##### SELECTED TEXT #####

I get those questions a lot. And I do have answers, but the answers are complex and would take a while (certainly longer than this blog post). My point here is not to debate or prove that Christians should keep Sabbath. I don’t think Sabbath can be proven intellectually – at least, not entirely. Instead I’m going to talk about heart, because I believe that’s where it’s at. I do love the intellectual side of things, but I don’t quite have space to explain it all to you and still feel like I did the topic justice. So we’ll leave intellectual arguments aside for a moment, and instead talk about purpose and intent.

But back to me, sitting at the kitchen table, writing this with a cup of coffee…


An Introduction to Rest, as Rhythm

How many of you have a morning routine? That series of things that you do every morning before you head out the door to work, or school?

You know the importance of routine because it does wonderful things for you. It gives you consistency, and predictability, a general rhythm to things. Even if you’re the kind of person who hates routines and checklists, I guarantee there are a few things in you life that you do on a daily basis.

You know there is a time for everything. Mornings are for getting ready, evenings are for getting ready for morning again. Weekdays are for working, and weekends are for resting. The world would be a crazy place if we didn’t have a process for how we do things, even certain times to do them.

I’m reminded of a verse that says, “To everything – a season, and a time to every delight under the heavens.

Ecclesiastes 3:1

There is rhythm built into creation.

In this culture of fast-paced, 24 / 7 accessibility, we have forgotten rhythm. We’ve forgotten the ebb and flow of time, as if we think the ocean could survive without the moon. We tend to view rest as a side-note, something we can skip because we don’t have time, or because it’s for lazy people. Humans are chronically aware of the ticking clock, and we smother that awareness with work. With work, we can forget our troubles, and since we hate being reminded of our troubles, the solution is…say it with me: more work.

Americans specifically, are addicted to the hustle. Even if we understand that rest is important, we get caught up in the lie that says, your worth is in what your get done, and if you are not getting things done all the time, you are lazy and wasting your life.

##### EXTRACTED DATA #####

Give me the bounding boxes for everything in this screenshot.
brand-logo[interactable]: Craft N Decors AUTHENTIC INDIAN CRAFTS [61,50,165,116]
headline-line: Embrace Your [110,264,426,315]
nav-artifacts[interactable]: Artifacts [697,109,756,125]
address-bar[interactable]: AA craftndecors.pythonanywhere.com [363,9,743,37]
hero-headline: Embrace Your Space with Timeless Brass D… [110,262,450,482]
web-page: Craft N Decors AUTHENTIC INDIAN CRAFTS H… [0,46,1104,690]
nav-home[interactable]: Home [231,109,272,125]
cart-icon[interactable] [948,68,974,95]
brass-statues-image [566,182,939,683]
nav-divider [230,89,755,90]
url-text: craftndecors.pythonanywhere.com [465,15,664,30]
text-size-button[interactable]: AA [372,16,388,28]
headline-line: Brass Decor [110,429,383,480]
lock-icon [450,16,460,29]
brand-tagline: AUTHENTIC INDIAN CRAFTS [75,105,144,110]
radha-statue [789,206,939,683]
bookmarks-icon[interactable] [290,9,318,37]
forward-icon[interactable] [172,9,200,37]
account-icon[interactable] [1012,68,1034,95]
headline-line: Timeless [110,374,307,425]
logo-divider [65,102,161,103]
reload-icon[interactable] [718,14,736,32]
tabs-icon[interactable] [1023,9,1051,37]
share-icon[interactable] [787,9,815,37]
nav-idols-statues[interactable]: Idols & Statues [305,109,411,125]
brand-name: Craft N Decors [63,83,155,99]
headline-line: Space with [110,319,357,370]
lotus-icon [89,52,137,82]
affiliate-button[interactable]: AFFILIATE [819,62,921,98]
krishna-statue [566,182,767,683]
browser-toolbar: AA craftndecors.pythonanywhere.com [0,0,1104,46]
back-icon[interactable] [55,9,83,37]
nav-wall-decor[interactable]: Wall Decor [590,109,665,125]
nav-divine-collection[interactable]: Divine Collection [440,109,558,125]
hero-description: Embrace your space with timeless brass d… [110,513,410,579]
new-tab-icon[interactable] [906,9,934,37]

#####

TO-DO LIST:
1. In the text about rest, list each time of day or week it names along with what that time is for.
2. Say whether each statement agrees with the text about rest, answering yes or no and quoting the words that settle it. (a) The writer believes Sabbath can be fully proven intellectually. (b) The writer is sitting at the kitchen table with a cup of coffee. (c) The text singles out Americans as addicted to the hustle.
3. From the text about rest, copy word for word the part that opens with the words containing "You know there" and closes with "built into creation.".

TASK SOLUTIONS:
1.
- Mornings: getting ready
- Evenings: getting ready for morning again
- Weekdays: working
- Weekends: resting

2.
(a) No: "I don’t think Sabbath can be proven intellectually – at least, not entirely."
(b) Yes: "sitting at the kitchen table, writing this with a cup of coffee"
(c) Yes: "Americans specifically, are addicted to the hustle."

3.
You know there is a time for everything. Mornings are for getting ready, evenings are for getting ready for morning again. Weekdays are for working, and weekends are for resting. The world would be a crazy place if we didn’t have a process for how we do things, even certain times to do them.

I’m reminded of a verse that says, “To everything – a season, and a time to every delight under the heavens.

Ecclesiastes 3:1

There is rhythm built into creation.